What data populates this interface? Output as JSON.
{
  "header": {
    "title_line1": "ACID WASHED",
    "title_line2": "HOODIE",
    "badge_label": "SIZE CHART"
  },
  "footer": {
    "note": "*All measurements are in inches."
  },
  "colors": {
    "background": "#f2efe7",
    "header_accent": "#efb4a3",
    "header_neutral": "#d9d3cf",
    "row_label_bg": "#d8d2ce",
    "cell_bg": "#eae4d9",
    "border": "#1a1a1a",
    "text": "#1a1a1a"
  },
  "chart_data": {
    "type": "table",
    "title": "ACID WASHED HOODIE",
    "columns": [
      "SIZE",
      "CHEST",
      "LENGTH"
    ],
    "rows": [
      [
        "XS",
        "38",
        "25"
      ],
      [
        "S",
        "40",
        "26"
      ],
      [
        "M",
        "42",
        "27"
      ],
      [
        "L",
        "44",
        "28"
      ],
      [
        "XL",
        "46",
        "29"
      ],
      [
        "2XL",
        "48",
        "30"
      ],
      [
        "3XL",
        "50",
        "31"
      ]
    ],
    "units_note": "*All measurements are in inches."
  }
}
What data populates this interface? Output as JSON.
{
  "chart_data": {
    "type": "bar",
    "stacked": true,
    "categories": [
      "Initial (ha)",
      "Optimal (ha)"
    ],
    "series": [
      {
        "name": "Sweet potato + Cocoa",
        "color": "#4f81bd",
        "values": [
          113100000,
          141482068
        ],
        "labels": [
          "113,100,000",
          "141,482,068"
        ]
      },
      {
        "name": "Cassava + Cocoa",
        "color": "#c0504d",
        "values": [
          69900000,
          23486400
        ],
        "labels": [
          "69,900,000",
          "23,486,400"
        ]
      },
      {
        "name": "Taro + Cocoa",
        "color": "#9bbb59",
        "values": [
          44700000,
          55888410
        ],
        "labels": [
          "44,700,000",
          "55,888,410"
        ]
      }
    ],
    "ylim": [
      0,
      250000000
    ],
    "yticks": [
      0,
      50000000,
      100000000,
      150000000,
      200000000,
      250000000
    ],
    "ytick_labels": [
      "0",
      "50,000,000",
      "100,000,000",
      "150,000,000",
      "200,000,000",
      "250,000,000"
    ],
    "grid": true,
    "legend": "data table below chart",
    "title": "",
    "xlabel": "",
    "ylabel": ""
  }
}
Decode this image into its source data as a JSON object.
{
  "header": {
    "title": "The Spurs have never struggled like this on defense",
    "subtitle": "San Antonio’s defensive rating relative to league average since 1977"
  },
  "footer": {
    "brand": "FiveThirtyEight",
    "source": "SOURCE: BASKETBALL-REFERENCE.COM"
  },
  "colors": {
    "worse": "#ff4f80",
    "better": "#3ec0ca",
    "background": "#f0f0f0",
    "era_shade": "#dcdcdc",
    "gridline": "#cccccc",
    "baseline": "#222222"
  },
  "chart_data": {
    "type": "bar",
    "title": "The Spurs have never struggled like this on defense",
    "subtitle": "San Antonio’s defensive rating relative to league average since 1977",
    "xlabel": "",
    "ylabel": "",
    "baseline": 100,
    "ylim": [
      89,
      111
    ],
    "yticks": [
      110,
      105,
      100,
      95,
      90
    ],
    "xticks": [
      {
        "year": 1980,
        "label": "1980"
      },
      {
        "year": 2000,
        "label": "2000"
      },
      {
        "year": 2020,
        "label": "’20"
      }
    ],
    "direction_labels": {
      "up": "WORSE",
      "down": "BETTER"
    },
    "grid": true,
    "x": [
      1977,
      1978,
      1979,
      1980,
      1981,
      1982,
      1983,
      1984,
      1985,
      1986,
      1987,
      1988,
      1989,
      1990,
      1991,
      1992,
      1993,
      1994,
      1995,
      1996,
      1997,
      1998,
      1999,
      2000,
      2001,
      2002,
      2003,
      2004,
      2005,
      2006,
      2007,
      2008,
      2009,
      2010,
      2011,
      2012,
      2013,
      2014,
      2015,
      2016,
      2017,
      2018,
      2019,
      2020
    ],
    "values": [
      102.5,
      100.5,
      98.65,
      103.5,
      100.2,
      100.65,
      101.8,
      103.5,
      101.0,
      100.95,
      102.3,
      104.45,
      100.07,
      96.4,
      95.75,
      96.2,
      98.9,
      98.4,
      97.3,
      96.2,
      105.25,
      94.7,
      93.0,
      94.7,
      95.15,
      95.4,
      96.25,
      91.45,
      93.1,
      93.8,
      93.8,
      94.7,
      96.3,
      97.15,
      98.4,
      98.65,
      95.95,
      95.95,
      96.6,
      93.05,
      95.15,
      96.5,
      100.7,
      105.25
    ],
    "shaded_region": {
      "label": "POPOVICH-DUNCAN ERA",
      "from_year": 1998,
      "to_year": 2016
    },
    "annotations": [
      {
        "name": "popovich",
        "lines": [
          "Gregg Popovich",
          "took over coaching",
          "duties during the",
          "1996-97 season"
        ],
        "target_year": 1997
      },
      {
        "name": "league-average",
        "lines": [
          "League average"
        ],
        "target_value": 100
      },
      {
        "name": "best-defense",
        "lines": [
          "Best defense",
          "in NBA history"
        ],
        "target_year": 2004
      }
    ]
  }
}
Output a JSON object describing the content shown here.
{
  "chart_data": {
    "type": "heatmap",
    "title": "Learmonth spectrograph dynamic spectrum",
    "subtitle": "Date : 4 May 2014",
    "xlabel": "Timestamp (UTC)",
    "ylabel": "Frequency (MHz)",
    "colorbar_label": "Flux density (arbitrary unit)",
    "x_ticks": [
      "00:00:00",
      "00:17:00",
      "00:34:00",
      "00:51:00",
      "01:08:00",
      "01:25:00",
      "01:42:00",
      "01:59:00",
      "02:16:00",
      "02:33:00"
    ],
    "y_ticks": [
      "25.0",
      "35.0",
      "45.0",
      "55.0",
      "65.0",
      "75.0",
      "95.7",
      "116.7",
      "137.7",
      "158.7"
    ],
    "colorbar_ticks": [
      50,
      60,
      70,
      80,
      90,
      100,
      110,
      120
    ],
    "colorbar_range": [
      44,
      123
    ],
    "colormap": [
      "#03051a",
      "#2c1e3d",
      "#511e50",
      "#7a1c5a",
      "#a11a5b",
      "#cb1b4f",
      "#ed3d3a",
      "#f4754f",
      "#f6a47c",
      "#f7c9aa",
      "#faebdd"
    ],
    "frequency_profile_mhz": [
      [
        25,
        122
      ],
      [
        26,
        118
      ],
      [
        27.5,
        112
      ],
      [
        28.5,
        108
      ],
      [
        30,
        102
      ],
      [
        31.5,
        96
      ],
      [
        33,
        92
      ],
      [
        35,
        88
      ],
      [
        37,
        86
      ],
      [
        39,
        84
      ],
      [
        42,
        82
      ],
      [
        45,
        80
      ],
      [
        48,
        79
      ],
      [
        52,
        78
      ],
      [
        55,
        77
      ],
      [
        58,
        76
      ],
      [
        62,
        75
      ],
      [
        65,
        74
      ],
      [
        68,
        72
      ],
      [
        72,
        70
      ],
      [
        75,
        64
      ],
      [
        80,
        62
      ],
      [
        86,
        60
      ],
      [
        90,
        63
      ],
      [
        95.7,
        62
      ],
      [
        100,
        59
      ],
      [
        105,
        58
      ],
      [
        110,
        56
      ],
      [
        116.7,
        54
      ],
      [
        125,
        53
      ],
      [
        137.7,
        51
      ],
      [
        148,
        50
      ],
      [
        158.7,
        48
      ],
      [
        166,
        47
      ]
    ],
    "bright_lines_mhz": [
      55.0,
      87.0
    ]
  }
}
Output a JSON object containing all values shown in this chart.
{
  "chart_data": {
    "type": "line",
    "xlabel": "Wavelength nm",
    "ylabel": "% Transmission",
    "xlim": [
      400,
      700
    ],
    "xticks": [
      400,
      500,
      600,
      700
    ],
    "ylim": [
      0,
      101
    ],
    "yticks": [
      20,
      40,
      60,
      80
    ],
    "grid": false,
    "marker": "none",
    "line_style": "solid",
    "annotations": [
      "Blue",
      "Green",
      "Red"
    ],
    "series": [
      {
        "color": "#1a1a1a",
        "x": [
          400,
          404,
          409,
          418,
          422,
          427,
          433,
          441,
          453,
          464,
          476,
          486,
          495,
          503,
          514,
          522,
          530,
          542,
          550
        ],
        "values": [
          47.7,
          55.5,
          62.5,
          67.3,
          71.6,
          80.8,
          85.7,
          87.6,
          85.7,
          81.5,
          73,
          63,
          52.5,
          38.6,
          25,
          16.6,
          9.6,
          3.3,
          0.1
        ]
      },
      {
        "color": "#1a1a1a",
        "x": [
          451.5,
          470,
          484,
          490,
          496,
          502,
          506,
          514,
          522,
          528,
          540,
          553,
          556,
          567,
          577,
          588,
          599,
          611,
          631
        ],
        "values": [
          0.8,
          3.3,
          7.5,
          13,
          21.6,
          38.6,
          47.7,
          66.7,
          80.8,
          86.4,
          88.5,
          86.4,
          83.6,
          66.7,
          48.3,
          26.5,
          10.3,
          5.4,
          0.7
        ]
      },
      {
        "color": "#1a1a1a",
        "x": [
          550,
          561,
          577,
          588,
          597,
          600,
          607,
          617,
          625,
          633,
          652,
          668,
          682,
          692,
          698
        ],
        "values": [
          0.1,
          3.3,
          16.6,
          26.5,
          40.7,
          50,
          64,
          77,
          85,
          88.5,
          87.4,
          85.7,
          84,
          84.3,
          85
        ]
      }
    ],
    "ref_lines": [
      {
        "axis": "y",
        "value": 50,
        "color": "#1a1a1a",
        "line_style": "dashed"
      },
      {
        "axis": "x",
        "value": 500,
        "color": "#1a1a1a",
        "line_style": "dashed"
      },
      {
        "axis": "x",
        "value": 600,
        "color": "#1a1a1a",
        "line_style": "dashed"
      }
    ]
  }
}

■ ■ ■

## Problem statement:
Copy each line of the data above that holds "defense".

## The output:
    "title": "The Spurs have never struggled like this on defense",
    "title": "The Spurs have never struggled like this on defense",
        "name": "best-defense",
          "Best defense",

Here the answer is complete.